Supplied records:
┄┄┄┄┄┄┄┄┄┄
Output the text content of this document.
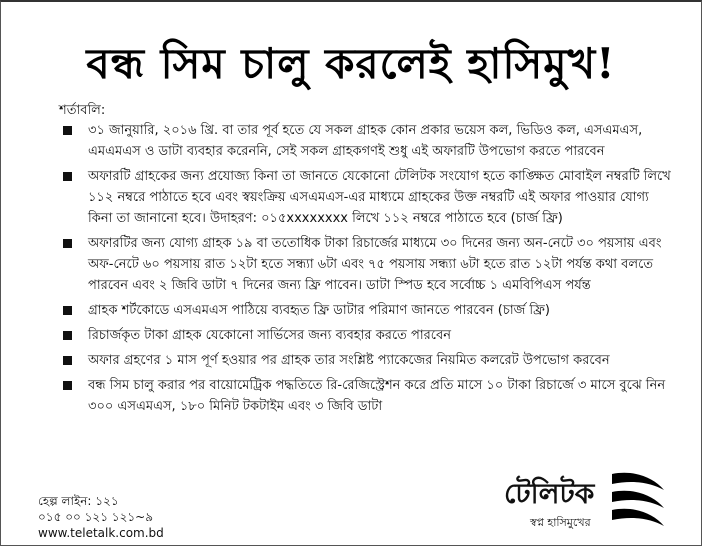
বন্ধ সিম চালু করলেই হাসিমুখ!
শর্তাবলি:
৩১ জানুয়ারি, ২০১৬ খ্রি. বা তার পূর্ব হতে যে সকল গ্রাহক কোন প্রকার ভয়েস কল, ভিডিও কল, এসএমএস, এমএমএস ও ডাটা ব্যবহার করেননি, সেই সকল গ্রাহকগণই শুধু এই অফারটি উপভোগ করতে পারবেন
অফারটি গ্রাহকের জন্য প্রযোজ্য কিনা তা জানতে যেকোনো টেলিটক সংযোগ হতে কাঙ্ক্ষিত মোবাইল নম্বরটি লিখে ১১২ নম্বরে পাঠাতে হবে এবং স্বয়ংক্রিয় এসএমএস-এর মাধ্যমে গ্রাহকের উক্ত নম্বরটি এই অফার পাওয়ার যোগ্য কিনা তা জানানো হবে। উদাহরণ: ০১৫xxxxxxxx লিখে ১১২ নম্বরে পাঠাতে হবে (চার্জ ফ্রি)
অফারটির জন্য যোগ্য গ্রাহক ১৯ বা ততোধিক টাকা রিচার্জের মাধ্যমে ৩০ দিনের জন্য অন-নেটে ৩০ পয়সায় এবং অফ-নেটে ৬০ পয়সায় রাত ১২টা হতে সন্ধ্যা ৬টা এবং ৭৫ পয়সায় সন্ধ্যা ৬টা হতে রাত ১২টা পর্যন্ত কথা বলতে পারবেন এবং ২ জিবি ডাটা ৭ দিনের জন্য ফ্রি পাবেন। ডাটা স্পিড হবে সর্বোচ্চ ১ এমবিপিএস পর্যন্ত
গ্রাহক শর্টকোডে এসএমএস পাঠিয়ে ব্যবহৃত ফ্রি ডাটার পরিমাণ জানতে পারবেন (চার্জ ফ্রি)
রিচার্জকৃত টাকা গ্রাহক যেকোনো সার্ভিসের জন্য ব্যবহার করতে পারবেন
অফার গ্রহণের ১ মাস পূর্ণ হওয়ার পর গ্রাহক তার সংশ্লিষ্ট প্যাকেজের নিয়মিত কলরেট উপভোগ করবেন
বন্ধ সিম চালু করার পর বায়োমেট্রিক পদ্ধতিতে রি-রেজিস্ট্রেশন করে প্রতি মাসে ১০ টাকা রিচার্জে ৩ মাসে বুঝে নিন ৩০০ এসএমএস, ১৮০ মিনিট টকটাইম এবং ৩ জিবি ডাটা
হেল্প লাইন: ১২১
০১৫ ০০ ১২১ ১২১~৯
www.teletalk.com.bd
টেলিটক
স্বপ্ন হাসিমুখের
┄┄┄┄┄┄┄┄┄┄
Exercise objective:
Make an exact copy of the records above, with the pictures left out.

Finished answer:
Output the text content of this document.
বন্ধ সিম চালু করলেই হাসিমুখ!
শর্তাবলি:
৩১ জানুয়ারি, ২০১৬ খ্রি. বা তার পূর্ব হতে যে সকল গ্রাহক কোন প্রকার ভয়েস কল, ভিডিও কল, এসএমএস, এমএমএস ও ডাটা ব্যবহার করেননি, সেই সকল গ্রাহকগণই শুধু এই অফারটি উপভোগ করতে পারবেন
অফারটি গ্রাহকের জন্য প্রযোজ্য কিনা তা জানতে যেকোনো টেলিটক সংযোগ হতে কাঙ্ক্ষিত মোবাইল নম্বরটি লিখে ১১২ নম্বরে পাঠাতে হবে এবং স্বয়ংক্রিয় এসএমএস-এর মাধ্যমে গ্রাহকের উক্ত নম্বরটি এই অফার পাওয়ার যোগ্য কিনা তা জানানো হবে। উদাহরণ: ০১৫xxxxxxxx লিখে ১১২ নম্বরে পাঠাতে হবে (চার্জ ফ্রি)
অফারটির জন্য যোগ্য গ্রাহক ১৯ বা ততোধিক টাকা রিচার্জের মাধ্যমে ৩০ দিনের জন্য অন-নেটে ৩০ পয়সায় এবং অফ-নেটে ৬০ পয়সায় রাত ১২টা হতে সন্ধ্যা ৬টা এবং ৭৫ পয়সায় সন্ধ্যা ৬টা হতে রাত ১২টা পর্যন্ত কথা বলতে পারবেন এবং ২ জিবি ডাটা ৭ দিনের জন্য ফ্রি পাবেন। ডাটা স্পিড হবে সর্বোচ্চ ১ এমবিপিএস পর্যন্ত
গ্রাহক শর্টকোডে এসএমএস পাঠিয়ে ব্যবহৃত ফ্রি ডাটার পরিমাণ জানতে পারবেন (চার্জ ফ্রি)
রিচার্জকৃত টাকা গ্রাহক যেকোনো সার্ভিসের জন্য ব্যবহার করতে পারবেন
অফার গ্রহণের ১ মাস পূর্ণ হওয়ার পর গ্রাহক তার সংশ্লিষ্ট প্যাকেজের নিয়মিত কলরেট উপভোগ করবেন
বন্ধ সিম চালু করার পর বায়োমেট্রিক পদ্ধতিতে রি-রেজিস্ট্রেশন করে প্রতি মাসে ১০ টাকা রিচার্জে ৩ মাসে বুঝে নিন ৩০০ এসএমএস, ১৮০ মিনিট টকটাইম এবং ৩ জিবি ডাটা
হেল্প লাইন: ১২১
০১৫ ০০ ১২১ ১২১~৯
www.teletalk.com.bd
টেলিটক
স্বপ্ন হাসিমুখের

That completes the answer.